**Exercise inputs:**
• • • • • • •
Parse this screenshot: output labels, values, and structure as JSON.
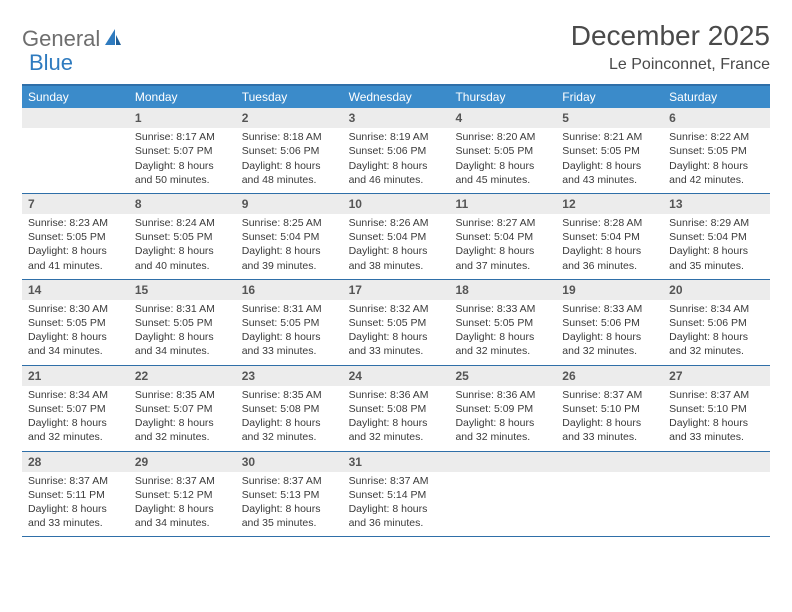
{
  "brand": {
    "name_a": "General",
    "name_b": "Blue"
  },
  "title": "December 2025",
  "location": "Le Poinconnet, France",
  "colors": {
    "header_bg": "#3b8bca",
    "border": "#2f6fa8",
    "daynum_bg": "#ececec",
    "text": "#3a3a3a",
    "brand_gray": "#6e6e6e",
    "brand_blue": "#2f7bbf"
  },
  "day_names": [
    "Sunday",
    "Monday",
    "Tuesday",
    "Wednesday",
    "Thursday",
    "Friday",
    "Saturday"
  ],
  "weeks": [
    [
      null,
      {
        "n": "1",
        "sr": "Sunrise: 8:17 AM",
        "ss": "Sunset: 5:07 PM",
        "d1": "Daylight: 8 hours",
        "d2": "and 50 minutes."
      },
      {
        "n": "2",
        "sr": "Sunrise: 8:18 AM",
        "ss": "Sunset: 5:06 PM",
        "d1": "Daylight: 8 hours",
        "d2": "and 48 minutes."
      },
      {
        "n": "3",
        "sr": "Sunrise: 8:19 AM",
        "ss": "Sunset: 5:06 PM",
        "d1": "Daylight: 8 hours",
        "d2": "and 46 minutes."
      },
      {
        "n": "4",
        "sr": "Sunrise: 8:20 AM",
        "ss": "Sunset: 5:05 PM",
        "d1": "Daylight: 8 hours",
        "d2": "and 45 minutes."
      },
      {
        "n": "5",
        "sr": "Sunrise: 8:21 AM",
        "ss": "Sunset: 5:05 PM",
        "d1": "Daylight: 8 hours",
        "d2": "and 43 minutes."
      },
      {
        "n": "6",
        "sr": "Sunrise: 8:22 AM",
        "ss": "Sunset: 5:05 PM",
        "d1": "Daylight: 8 hours",
        "d2": "and 42 minutes."
      }
    ],
    [
      {
        "n": "7",
        "sr": "Sunrise: 8:23 AM",
        "ss": "Sunset: 5:05 PM",
        "d1": "Daylight: 8 hours",
        "d2": "and 41 minutes."
      },
      {
        "n": "8",
        "sr": "Sunrise: 8:24 AM",
        "ss": "Sunset: 5:05 PM",
        "d1": "Daylight: 8 hours",
        "d2": "and 40 minutes."
      },
      {
        "n": "9",
        "sr": "Sunrise: 8:25 AM",
        "ss": "Sunset: 5:04 PM",
        "d1": "Daylight: 8 hours",
        "d2": "and 39 minutes."
      },
      {
        "n": "10",
        "sr": "Sunrise: 8:26 AM",
        "ss": "Sunset: 5:04 PM",
        "d1": "Daylight: 8 hours",
        "d2": "and 38 minutes."
      },
      {
        "n": "11",
        "sr": "Sunrise: 8:27 AM",
        "ss": "Sunset: 5:04 PM",
        "d1": "Daylight: 8 hours",
        "d2": "and 37 minutes."
      },
      {
        "n": "12",
        "sr": "Sunrise: 8:28 AM",
        "ss": "Sunset: 5:04 PM",
        "d1": "Daylight: 8 hours",
        "d2": "and 36 minutes."
      },
      {
        "n": "13",
        "sr": "Sunrise: 8:29 AM",
        "ss": "Sunset: 5:04 PM",
        "d1": "Daylight: 8 hours",
        "d2": "and 35 minutes."
      }
    ],
    [
      {
        "n": "14",
        "sr": "Sunrise: 8:30 AM",
        "ss": "Sunset: 5:05 PM",
        "d1": "Daylight: 8 hours",
        "d2": "and 34 minutes."
      },
      {
        "n": "15",
        "sr": "Sunrise: 8:31 AM",
        "ss": "Sunset: 5:05 PM",
        "d1": "Daylight: 8 hours",
        "d2": "and 34 minutes."
      },
      {
        "n": "16",
        "sr": "Sunrise: 8:31 AM",
        "ss": "Sunset: 5:05 PM",
        "d1": "Daylight: 8 hours",
        "d2": "and 33 minutes."
      },
      {
        "n": "17",
        "sr": "Sunrise: 8:32 AM",
        "ss": "Sunset: 5:05 PM",
        "d1": "Daylight: 8 hours",
        "d2": "and 33 minutes."
      },
      {
        "n": "18",
        "sr": "Sunrise: 8:33 AM",
        "ss": "Sunset: 5:05 PM",
        "d1": "Daylight: 8 hours",
        "d2": "and 32 minutes."
      },
      {
        "n": "19",
        "sr": "Sunrise: 8:33 AM",
        "ss": "Sunset: 5:06 PM",
        "d1": "Daylight: 8 hours",
        "d2": "and 32 minutes."
      },
      {
        "n": "20",
        "sr": "Sunrise: 8:34 AM",
        "ss": "Sunset: 5:06 PM",
        "d1": "Daylight: 8 hours",
        "d2": "and 32 minutes."
      }
    ],
    [
      {
        "n": "21",
        "sr": "Sunrise: 8:34 AM",
        "ss": "Sunset: 5:07 PM",
        "d1": "Daylight: 8 hours",
        "d2": "and 32 minutes."
      },
      {
        "n": "22",
        "sr": "Sunrise: 8:35 AM",
        "ss": "Sunset: 5:07 PM",
        "d1": "Daylight: 8 hours",
        "d2": "and 32 minutes."
      },
      {
        "n": "23",
        "sr": "Sunrise: 8:35 AM",
        "ss": "Sunset: 5:08 PM",
        "d1": "Daylight: 8 hours",
        "d2": "and 32 minutes."
      },
      {
        "n": "24",
        "sr": "Sunrise: 8:36 AM",
        "ss": "Sunset: 5:08 PM",
        "d1": "Daylight: 8 hours",
        "d2": "and 32 minutes."
      },
      {
        "n": "25",
        "sr": "Sunrise: 8:36 AM",
        "ss": "Sunset: 5:09 PM",
        "d1": "Daylight: 8 hours",
        "d2": "and 32 minutes."
      },
      {
        "n": "26",
        "sr": "Sunrise: 8:37 AM",
        "ss": "Sunset: 5:10 PM",
        "d1": "Daylight: 8 hours",
        "d2": "and 33 minutes."
      },
      {
        "n": "27",
        "sr": "Sunrise: 8:37 AM",
        "ss": "Sunset: 5:10 PM",
        "d1": "Daylight: 8 hours",
        "d2": "and 33 minutes."
      }
    ],
    [
      {
        "n": "28",
        "sr": "Sunrise: 8:37 AM",
        "ss": "Sunset: 5:11 PM",
        "d1": "Daylight: 8 hours",
        "d2": "and 33 minutes."
      },
      {
        "n": "29",
        "sr": "Sunrise: 8:37 AM",
        "ss": "Sunset: 5:12 PM",
        "d1": "Daylight: 8 hours",
        "d2": "and 34 minutes."
      },
      {
        "n": "30",
        "sr": "Sunrise: 8:37 AM",
        "ss": "Sunset: 5:13 PM",
        "d1": "Daylight: 8 hours",
        "d2": "and 35 minutes."
      },
      {
        "n": "31",
        "sr": "Sunrise: 8:37 AM",
        "ss": "Sunset: 5:14 PM",
        "d1": "Daylight: 8 hours",
        "d2": "and 36 minutes."
      },
      null,
      null,
      null
    ]
  ]
}
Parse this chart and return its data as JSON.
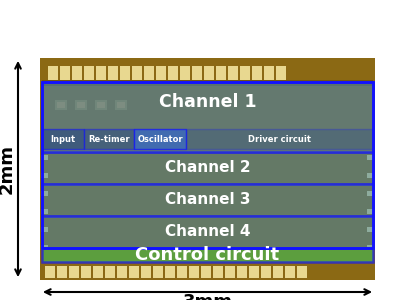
{
  "fig_width": 4.0,
  "fig_height": 3.0,
  "dpi": 100,
  "bg_color": "#ffffff",
  "pcb_brown": "#8B6914",
  "pcb_dark": "#6B4F10",
  "pad_color": "#E8D890",
  "chip_inner": "#7A5C12",
  "channel1": {
    "label": "Channel 1",
    "fs": 12.5,
    "color": "#4488BB",
    "alpha": 0.55
  },
  "channel2": {
    "label": "Channel 2",
    "fs": 11,
    "color": "#4488AA",
    "alpha": 0.55
  },
  "channel3": {
    "label": "Channel 3",
    "fs": 11,
    "color": "#4488AA",
    "alpha": 0.55
  },
  "channel4": {
    "label": "Channel 4",
    "fs": 11,
    "color": "#4488AA",
    "alpha": 0.55
  },
  "control": {
    "label": "Control circuit",
    "fs": 13,
    "color": "#44BB55",
    "alpha": 0.65
  },
  "sub_labels": [
    "Input",
    "Re-timer",
    "Oscillator",
    "Driver circuit"
  ],
  "sub_label_fs": 6.0,
  "blue_border": "#1111FF",
  "white": "#FFFFFF",
  "black": "#000000",
  "arrow_fs": 13
}
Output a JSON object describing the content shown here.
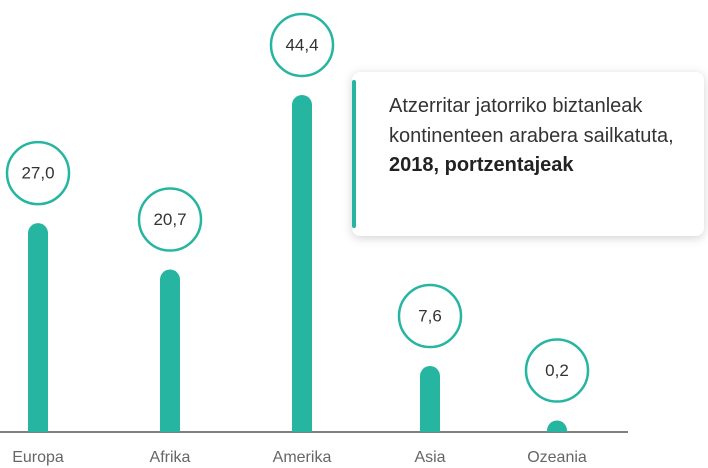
{
  "chart_data": {
    "type": "bar",
    "title": "Atzerritar jatorriko biztanleak kontinenteen arabera sailkatuta,",
    "title_bold": "2018, portzentajeak",
    "categories": [
      "Europa",
      "Afrika",
      "Amerika",
      "Asia",
      "Ozeania"
    ],
    "values": [
      27.0,
      20.7,
      44.4,
      7.6,
      0.2
    ],
    "value_labels": [
      "27,0",
      "20,7",
      "44,4",
      "7,6",
      "0,2"
    ],
    "color": "#26b5a0"
  }
}
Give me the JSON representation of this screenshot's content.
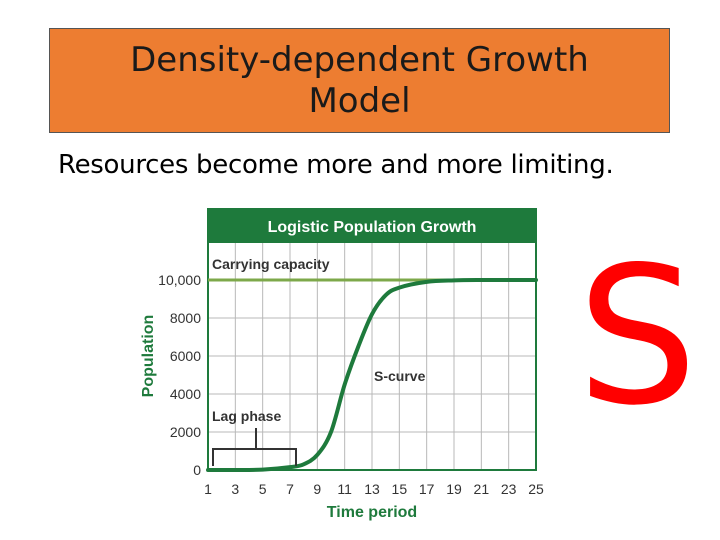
{
  "slide": {
    "title": "Density-dependent Growth Model",
    "subtitle": "Resources become more and more limiting.",
    "side_letter": "S"
  },
  "colors": {
    "title_bg": "#ED7D31",
    "chart_header": "#1E7A3C",
    "capacity_line": "#7DA84A",
    "curve": "#1E7A3C",
    "axis_label": "#1E7A3C",
    "side_letter": "#FF0000"
  },
  "chart_data": {
    "type": "line",
    "title": "Logistic Population Growth",
    "xlabel": "Time period",
    "ylabel": "Population",
    "xlim": [
      1,
      25
    ],
    "ylim": [
      0,
      10000
    ],
    "x_ticks": [
      1,
      3,
      5,
      7,
      9,
      11,
      13,
      15,
      17,
      19,
      21,
      23,
      25
    ],
    "y_ticks": [
      0,
      2000,
      4000,
      6000,
      8000,
      10000
    ],
    "y_tick_labels": [
      "0",
      "2000",
      "4000",
      "6000",
      "8000",
      "10,000"
    ],
    "grid": true,
    "series": [
      {
        "x": [
          1,
          3,
          5,
          7,
          8,
          9,
          10,
          11,
          12,
          13,
          14,
          15,
          17,
          19,
          21,
          23,
          25
        ],
        "y": [
          0,
          0,
          20,
          150,
          300,
          800,
          2000,
          4500,
          6500,
          8200,
          9200,
          9600,
          9900,
          9980,
          10000,
          10000,
          10000
        ]
      }
    ],
    "carrying_capacity": 10000,
    "annotations": {
      "carrying_capacity": "Carrying capacity",
      "s_curve": "S-curve",
      "lag_phase": "Lag phase"
    }
  }
}
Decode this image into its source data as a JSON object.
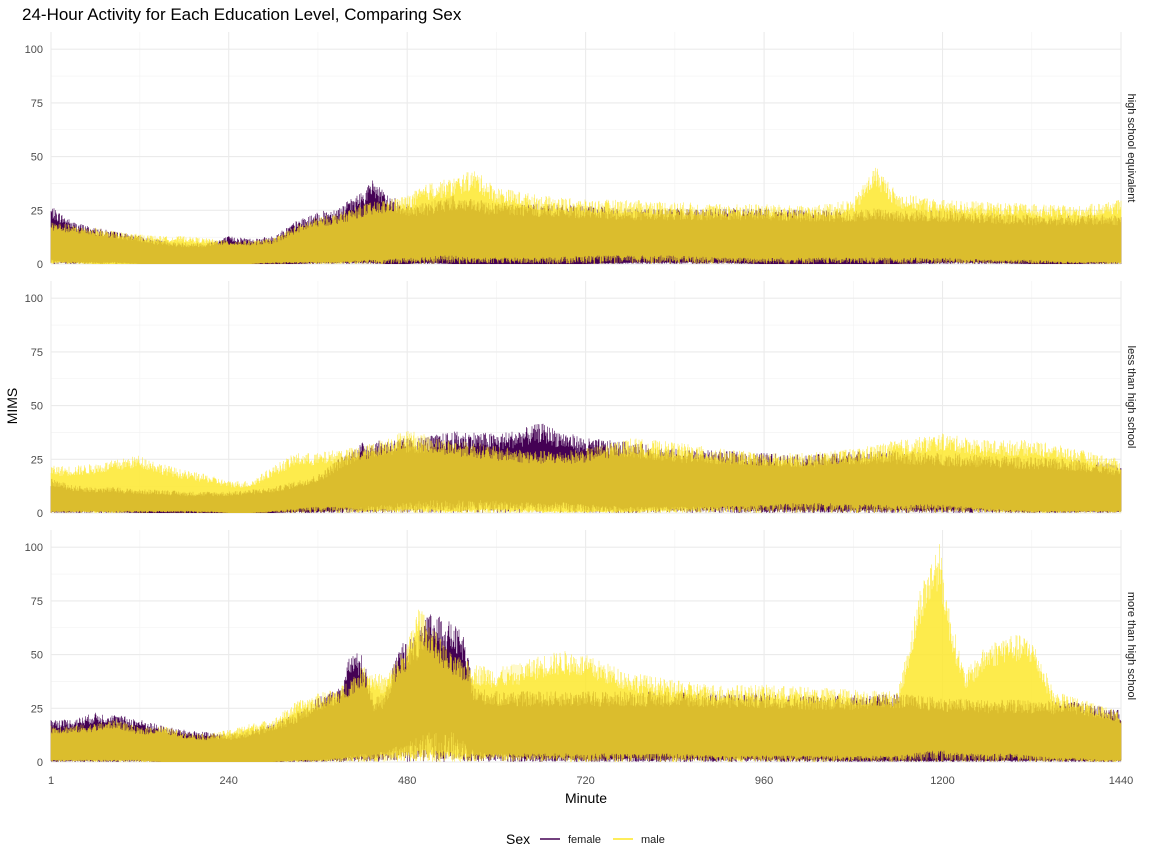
{
  "chart_data": {
    "type": "line",
    "title": "24-Hour Activity for Each Education Level, Comparing Sex",
    "xlabel": "Minute",
    "ylabel": "MIMS",
    "xlim": [
      1,
      1440
    ],
    "ylim": [
      0,
      108
    ],
    "x_ticks": [
      1,
      240,
      480,
      720,
      960,
      1200,
      1440
    ],
    "y_ticks": [
      0,
      25,
      50,
      75,
      100
    ],
    "grid": true,
    "legend": {
      "title": "Sex",
      "position": "bottom",
      "entries": [
        "female",
        "male"
      ]
    },
    "colors": {
      "female": "#440154",
      "male": "#FDE725"
    },
    "panels": [
      {
        "label": "high school equivalent",
        "series": [
          {
            "name": "female",
            "x": [
              1,
              30,
              60,
              90,
              120,
              150,
              180,
              210,
              240,
              270,
              300,
              330,
              360,
              390,
              420,
              435,
              450,
              480,
              510,
              540,
              570,
              600,
              660,
              720,
              780,
              840,
              900,
              960,
              1020,
              1080,
              1110,
              1140,
              1200,
              1260,
              1320,
              1380,
              1440
            ],
            "high": [
              27,
              20,
              17,
              15,
              13,
              11,
              10,
              10,
              13,
              12,
              13,
              20,
              24,
              27,
              34,
              40,
              33,
              28,
              29,
              32,
              30,
              29,
              28,
              27,
              26,
              26,
              26,
              26,
              25,
              25,
              26,
              25,
              25,
              24,
              23,
              23,
              23
            ],
            "low": [
              2,
              1,
              1,
              1,
              0,
              0,
              0,
              0,
              0,
              0,
              0,
              0,
              1,
              1,
              1,
              1,
              0,
              0,
              1,
              0,
              0,
              0,
              0,
              0,
              1,
              1,
              1,
              0,
              0,
              0,
              0,
              0,
              1,
              1,
              0,
              0,
              1
            ]
          },
          {
            "name": "male",
            "x": [
              1,
              30,
              60,
              90,
              120,
              150,
              180,
              210,
              240,
              270,
              300,
              330,
              360,
              390,
              420,
              450,
              480,
              510,
              540,
              570,
              600,
              660,
              720,
              780,
              840,
              900,
              960,
              1020,
              1080,
              1110,
              1140,
              1200,
              1260,
              1320,
              1380,
              1440
            ],
            "high": [
              20,
              18,
              17,
              15,
              14,
              13,
              13,
              12,
              11,
              11,
              12,
              18,
              22,
              24,
              28,
              30,
              32,
              38,
              40,
              44,
              36,
              32,
              30,
              30,
              29,
              28,
              28,
              27,
              30,
              46,
              33,
              30,
              29,
              28,
              27,
              30
            ],
            "low": [
              1,
              1,
              0,
              0,
              0,
              0,
              0,
              0,
              0,
              0,
              1,
              1,
              1,
              1,
              2,
              2,
              3,
              4,
              4,
              3,
              3,
              3,
              4,
              4,
              4,
              3,
              3,
              3,
              3,
              3,
              3,
              3,
              2,
              2,
              1,
              1
            ]
          }
        ]
      },
      {
        "label": "less than high school",
        "series": [
          {
            "name": "female",
            "x": [
              1,
              30,
              60,
              90,
              120,
              150,
              180,
              210,
              240,
              270,
              300,
              330,
              360,
              390,
              420,
              480,
              510,
              540,
              570,
              600,
              630,
              660,
              690,
              720,
              780,
              840,
              900,
              960,
              1020,
              1080,
              1140,
              1200,
              1260,
              1320,
              1380,
              1440
            ],
            "high": [
              16,
              13,
              12,
              12,
              11,
              11,
              10,
              10,
              10,
              11,
              12,
              15,
              18,
              26,
              33,
              35,
              36,
              38,
              38,
              37,
              39,
              42,
              38,
              35,
              33,
              30,
              29,
              28,
              27,
              29,
              29,
              28,
              27,
              26,
              25,
              22
            ],
            "low": [
              1,
              1,
              1,
              1,
              0,
              0,
              0,
              0,
              0,
              0,
              0,
              1,
              1,
              2,
              3,
              5,
              6,
              6,
              6,
              6,
              5,
              5,
              5,
              4,
              3,
              3,
              3,
              2,
              2,
              2,
              2,
              2,
              2,
              1,
              1,
              1
            ]
          },
          {
            "name": "male",
            "x": [
              1,
              30,
              60,
              90,
              120,
              150,
              180,
              210,
              240,
              270,
              300,
              330,
              360,
              390,
              420,
              480,
              510,
              540,
              570,
              600,
              630,
              660,
              690,
              720,
              780,
              840,
              900,
              960,
              1020,
              1080,
              1140,
              1200,
              1260,
              1320,
              1380,
              1440
            ],
            "high": [
              22,
              22,
              23,
              25,
              27,
              23,
              20,
              18,
              15,
              15,
              22,
              28,
              28,
              30,
              31,
              39,
              36,
              34,
              33,
              31,
              30,
              29,
              29,
              30,
              35,
              33,
              30,
              28,
              28,
              30,
              34,
              37,
              34,
              34,
              30,
              25
            ],
            "low": [
              1,
              1,
              1,
              1,
              1,
              1,
              1,
              1,
              0,
              0,
              1,
              2,
              3,
              3,
              2,
              2,
              2,
              1,
              2,
              2,
              2,
              1,
              1,
              1,
              1,
              2,
              3,
              4,
              5,
              4,
              4,
              4,
              2,
              1,
              1,
              1
            ]
          }
        ]
      },
      {
        "label": "more than high school",
        "series": [
          {
            "name": "female",
            "x": [
              1,
              30,
              60,
              90,
              120,
              150,
              180,
              210,
              240,
              270,
              300,
              330,
              360,
              390,
              405,
              420,
              435,
              450,
              470,
              480,
              495,
              510,
              540,
              555,
              570,
              600,
              660,
              720,
              780,
              840,
              900,
              960,
              1020,
              1080,
              1140,
              1200,
              1260,
              1320,
              1380,
              1440
            ],
            "high": [
              20,
              20,
              23,
              22,
              20,
              17,
              15,
              14,
              13,
              15,
              18,
              23,
              30,
              35,
              52,
              50,
              30,
              32,
              55,
              57,
              60,
              70,
              65,
              60,
              35,
              33,
              33,
              33,
              33,
              33,
              32,
              32,
              31,
              31,
              32,
              30,
              29,
              29,
              28,
              24
            ],
            "low": [
              1,
              1,
              1,
              1,
              1,
              0,
              0,
              0,
              0,
              0,
              0,
              1,
              1,
              2,
              3,
              4,
              4,
              5,
              8,
              10,
              12,
              14,
              14,
              12,
              5,
              4,
              3,
              2,
              2,
              2,
              2,
              2,
              2,
              1,
              1,
              1,
              1,
              1,
              1,
              1
            ]
          },
          {
            "name": "male",
            "x": [
              1,
              30,
              60,
              90,
              120,
              150,
              180,
              210,
              240,
              270,
              300,
              330,
              360,
              390,
              420,
              450,
              480,
              495,
              510,
              540,
              570,
              600,
              630,
              660,
              690,
              720,
              780,
              840,
              900,
              960,
              1020,
              1080,
              1140,
              1160,
              1170,
              1185,
              1195,
              1210,
              1230,
              1260,
              1290,
              1320,
              1350,
              1380,
              1410,
              1440
            ],
            "high": [
              17,
              17,
              18,
              20,
              16,
              17,
              14,
              13,
              15,
              18,
              20,
              28,
              32,
              35,
              45,
              40,
              55,
              73,
              65,
              50,
              46,
              44,
              46,
              50,
              52,
              50,
              42,
              38,
              36,
              36,
              35,
              34,
              33,
              65,
              82,
              95,
              104,
              70,
              42,
              55,
              60,
              58,
              33,
              30,
              27,
              23
            ],
            "low": [
              1,
              1,
              1,
              1,
              1,
              0,
              0,
              0,
              0,
              0,
              0,
              1,
              1,
              2,
              3,
              4,
              5,
              6,
              6,
              5,
              4,
              4,
              4,
              4,
              4,
              4,
              4,
              4,
              3,
              3,
              3,
              3,
              3,
              4,
              5,
              6,
              6,
              5,
              4,
              4,
              4,
              3,
              2,
              2,
              1,
              1
            ]
          }
        ]
      }
    ]
  }
}
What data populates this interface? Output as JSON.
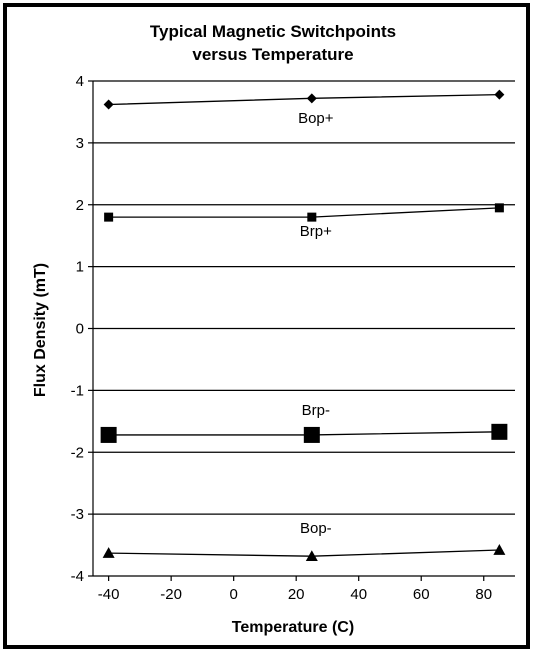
{
  "chart_data": {
    "type": "line",
    "title": "Typical Magnetic Switchpoints",
    "subtitle": "versus Temperature",
    "xlabel": "Temperature (C)",
    "ylabel": "Flux Density (mT)",
    "xlim": [
      -45,
      90
    ],
    "ylim": [
      -4,
      4
    ],
    "xticks": [
      "-40",
      "-20",
      "0",
      "20",
      "40",
      "60",
      "80"
    ],
    "xtick_values": [
      -40,
      -20,
      0,
      20,
      40,
      60,
      80
    ],
    "yticks": [
      "4",
      "3",
      "2",
      "1",
      "0",
      "-1",
      "-2",
      "-3",
      "-4"
    ],
    "ytick_values": [
      4,
      3,
      2,
      1,
      0,
      -1,
      -2,
      -3,
      -4
    ],
    "grid": "horizontal",
    "line_color": "#000000",
    "series": [
      {
        "name": "Bop+",
        "marker": "diamond",
        "x": [
          -40,
          25,
          85
        ],
        "y": [
          3.62,
          3.72,
          3.78
        ]
      },
      {
        "name": "Brp+",
        "marker": "square-small",
        "x": [
          -40,
          25,
          85
        ],
        "y": [
          1.8,
          1.8,
          1.95
        ]
      },
      {
        "name": "Brp-",
        "marker": "square-large",
        "x": [
          -40,
          25,
          85
        ],
        "y": [
          -1.72,
          -1.72,
          -1.67
        ]
      },
      {
        "name": "Bop-",
        "marker": "triangle",
        "x": [
          -40,
          25,
          85
        ],
        "y": [
          -3.63,
          -3.68,
          -3.58
        ]
      }
    ]
  }
}
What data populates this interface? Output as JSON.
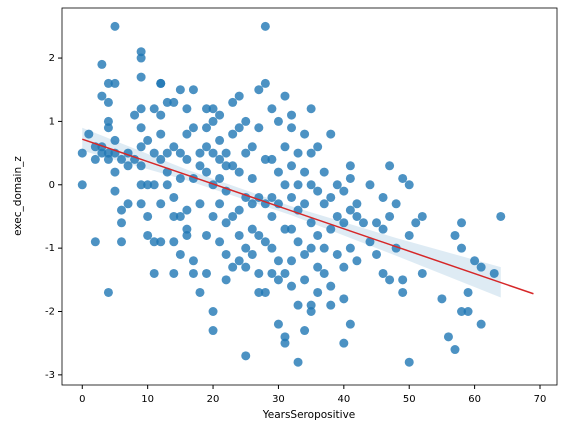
• • • • • • •
**Directions for this task:** From the material above, gather all lines that include the string "marker" and copy them.

**Result:**
        "marker": "diamond",
        "marker": "square-small",
        "marker": "square-large",
        "marker": "triangle",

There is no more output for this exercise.